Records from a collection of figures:

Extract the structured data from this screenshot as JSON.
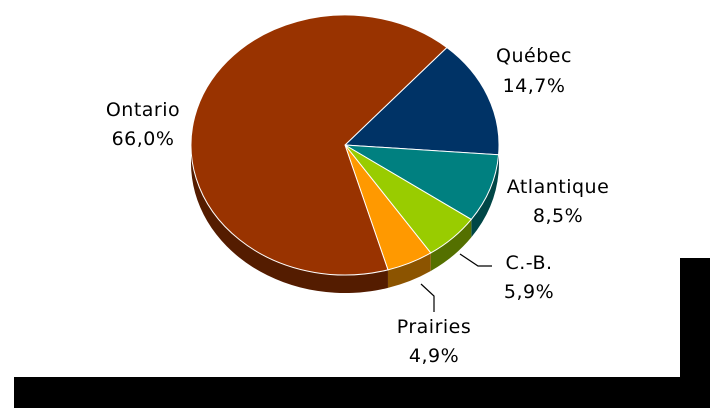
{
  "chart_data": {
    "type": "pie",
    "style": "3d",
    "slices": [
      {
        "name": "Québec",
        "value": 14.7,
        "label": "14,7%",
        "color": "#003366"
      },
      {
        "name": "Atlantique",
        "value": 8.5,
        "label": "8,5%",
        "color": "#008080"
      },
      {
        "name": "C.-B.",
        "value": 5.9,
        "label": "5,9%",
        "color": "#99CC00"
      },
      {
        "name": "Prairies",
        "value": 4.9,
        "label": "4,9%",
        "color": "#FF9900"
      },
      {
        "name": "Ontario",
        "value": 66.0,
        "label": "66,0%",
        "color": "#993300"
      }
    ],
    "legend": "none"
  }
}
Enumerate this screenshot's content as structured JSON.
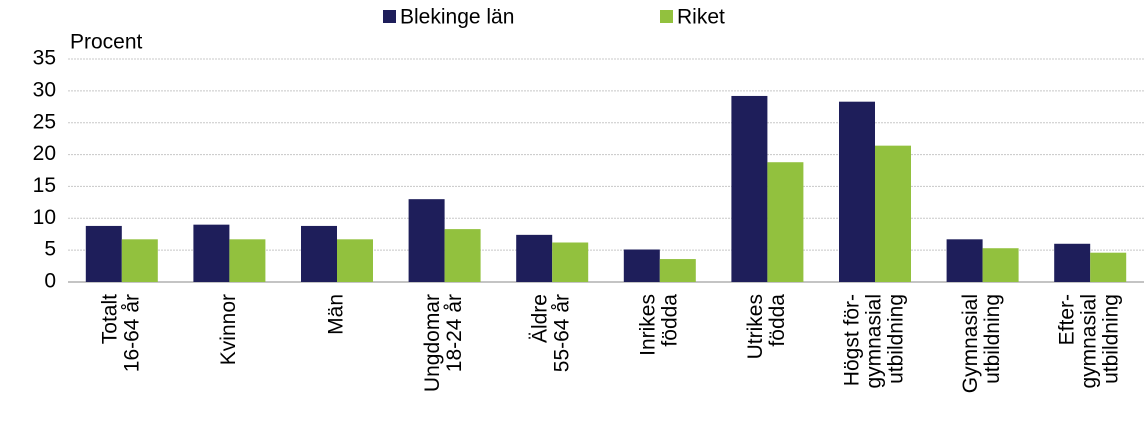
{
  "chart_data": {
    "type": "bar",
    "y_label": "Procent",
    "categories": [
      [
        "Totalt",
        "16-64 år"
      ],
      [
        "Kvinnor"
      ],
      [
        "Män"
      ],
      [
        "Ungdomar",
        "18-24 år"
      ],
      [
        "Äldre",
        "55-64 år"
      ],
      [
        "Inrikes",
        "födda"
      ],
      [
        "Utrikes",
        "födda"
      ],
      [
        "Högst för-",
        "gymnasial",
        "utbildning"
      ],
      [
        "Gymnasial",
        "utbildning"
      ],
      [
        "Efter-",
        "gymnasial",
        "utbildning"
      ]
    ],
    "series": [
      {
        "name": "Blekinge län",
        "color": "#1e1e5a",
        "values": [
          8.8,
          9.0,
          8.8,
          13.0,
          7.4,
          5.1,
          29.2,
          28.3,
          6.7,
          6.0
        ]
      },
      {
        "name": "Riket",
        "color": "#92c13e",
        "values": [
          6.7,
          6.7,
          6.7,
          8.3,
          6.2,
          3.6,
          18.8,
          21.4,
          5.3,
          4.6
        ]
      }
    ],
    "ylim": [
      0,
      35
    ],
    "yticks": [
      0,
      5,
      10,
      15,
      20,
      25,
      30,
      35
    ],
    "grid": true
  }
}
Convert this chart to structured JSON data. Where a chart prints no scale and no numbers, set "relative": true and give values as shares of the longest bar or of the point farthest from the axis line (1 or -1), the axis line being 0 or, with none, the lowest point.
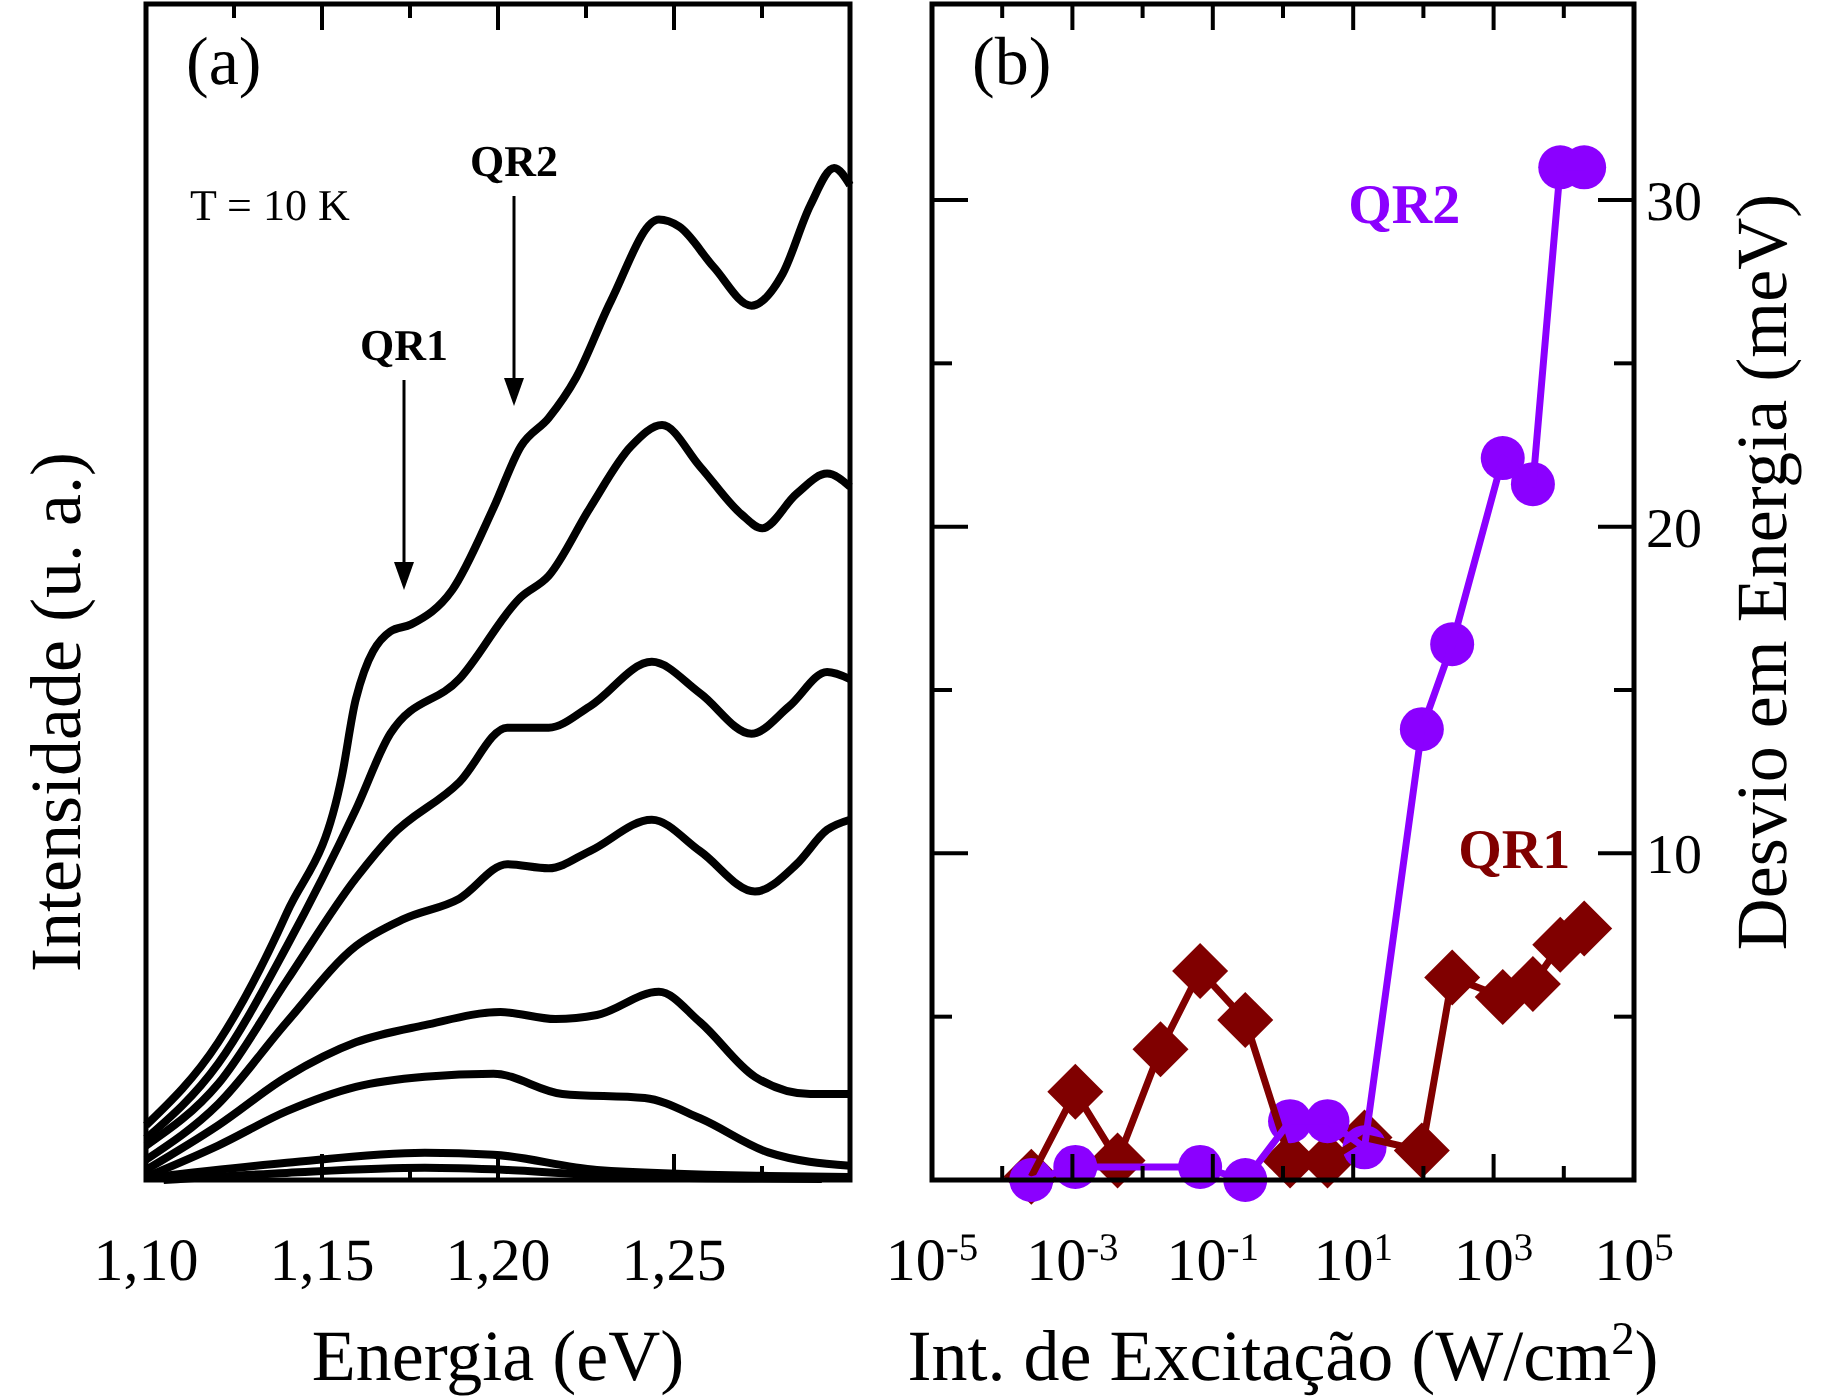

- Work instructions: Output an exact copy of the lines from the one with "Enumerate this screenshot's" through the closing line of the records, inclusive, without any images.

- Answer in full:
Enumerate this screenshot's content as structured JSON.
{
  "chart_data": {
    "type": "bar",
    "y_label": "Procent",
    "categories": [
      [
        "Totalt",
        "16-64 år"
      ],
      [
        "Kvinnor"
      ],
      [
        "Män"
      ],
      [
        "Ungdomar",
        "18-24 år"
      ],
      [
        "Äldre",
        "55-64 år"
      ],
      [
        "Inrikes",
        "födda"
      ],
      [
        "Utrikes",
        "födda"
      ],
      [
        "Högst för-",
        "gymnasial",
        "utbildning"
      ],
      [
        "Gymnasial",
        "utbildning"
      ],
      [
        "Efter-",
        "gymnasial",
        "utbildning"
      ]
    ],
    "series": [
      {
        "name": "Blekinge län",
        "color": "#1e1e5a",
        "values": [
          8.8,
          9.0,
          8.8,
          13.0,
          7.4,
          5.1,
          29.2,
          28.3,
          6.7,
          6.0
        ]
      },
      {
        "name": "Riket",
        "color": "#92c13e",
        "values": [
          6.7,
          6.7,
          6.7,
          8.3,
          6.2,
          3.6,
          18.8,
          21.4,
          5.3,
          4.6
        ]
      }
    ],
    "ylim": [
      0,
      35
    ],
    "yticks": [
      0,
      5,
      10,
      15,
      20,
      25,
      30,
      35
    ],
    "grid": true
  }
}
Convert this chart to structured JSON data. Where a chart prints no scale and no numbers, set "relative": true and give values as shares of the longest bar or of the point farthest from the axis line (1 or -1), the axis line being 0 or, with none, the lowest point.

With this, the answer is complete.